▶ _What is required_:
Extract the text of each entry below exactly, leaving every image behind.

>> START Input data

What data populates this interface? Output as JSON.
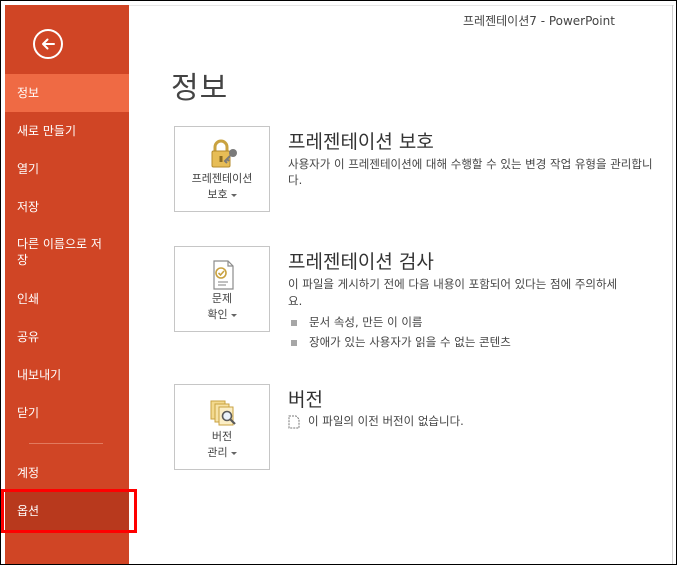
{
  "window": {
    "title": "프레젠테이션7 - PowerPoint"
  },
  "sidebar": {
    "items": [
      {
        "label": "정보"
      },
      {
        "label": "새로 만들기"
      },
      {
        "label": "열기"
      },
      {
        "label": "저장"
      },
      {
        "label": "다른 이름으로 저장"
      },
      {
        "label": "인쇄"
      },
      {
        "label": "공유"
      },
      {
        "label": "내보내기"
      },
      {
        "label": "닫기"
      },
      {
        "label": "계정"
      },
      {
        "label": "옵션"
      }
    ]
  },
  "main": {
    "title": "정보",
    "protect": {
      "button_label_1": "프레젠테이션",
      "button_label_2": "보호",
      "title": "프레젠테이션 보호",
      "desc_1": "사용자가 이 프레젠테이션에 대해 수행할 수 있는 변경 작업 유형을 관리합니",
      "desc_2": "다."
    },
    "inspect": {
      "button_label_1": "문제",
      "button_label_2": "확인",
      "title": "프레젠테이션 검사",
      "desc_1": "이 파일을 게시하기 전에 다음 내용이 포함되어 있다는 점에 주의하세",
      "desc_2": "요.",
      "bullets": [
        "문서 속성, 만든 이 이름",
        "장애가 있는 사용자가 읽을 수 없는 콘텐츠"
      ]
    },
    "versions": {
      "button_label_1": "버전",
      "button_label_2": "관리",
      "title": "버전",
      "desc": "이 파일의 이전 버전이 없습니다."
    }
  },
  "colors": {
    "sidebar": "#d04525",
    "active": "#ef6a44",
    "selected": "#b8391d",
    "highlight": "#ff0000"
  }
}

>> END Input data

▶ _Answer to this task_:
What data populates this interface? Output as JSON.
{
  "window": {
    "title": "프레젠테이션7 - PowerPoint"
  },
  "sidebar": {
    "items": [
      {
        "label": "정보"
      },
      {
        "label": "새로 만들기"
      },
      {
        "label": "열기"
      },
      {
        "label": "저장"
      },
      {
        "label": "다른 이름으로 저장"
      },
      {
        "label": "인쇄"
      },
      {
        "label": "공유"
      },
      {
        "label": "내보내기"
      },
      {
        "label": "닫기"
      },
      {
        "label": "계정"
      },
      {
        "label": "옵션"
      }
    ]
  },
  "main": {
    "title": "정보",
    "protect": {
      "button_label_1": "프레젠테이션",
      "button_label_2": "보호",
      "title": "프레젠테이션 보호",
      "desc_1": "사용자가 이 프레젠테이션에 대해 수행할 수 있는 변경 작업 유형을 관리합니",
      "desc_2": "다."
    },
    "inspect": {
      "button_label_1": "문제",
      "button_label_2": "확인",
      "title": "프레젠테이션 검사",
      "desc_1": "이 파일을 게시하기 전에 다음 내용이 포함되어 있다는 점에 주의하세",
      "desc_2": "요.",
      "bullets": [
        "문서 속성, 만든 이 이름",
        "장애가 있는 사용자가 읽을 수 없는 콘텐츠"
      ]
    },
    "versions": {
      "button_label_1": "버전",
      "button_label_2": "관리",
      "title": "버전",
      "desc": "이 파일의 이전 버전이 없습니다."
    }
  },
  "colors": {
    "sidebar": "#d04525",
    "active": "#ef6a44",
    "selected": "#b8391d",
    "highlight": "#ff0000"
  }
}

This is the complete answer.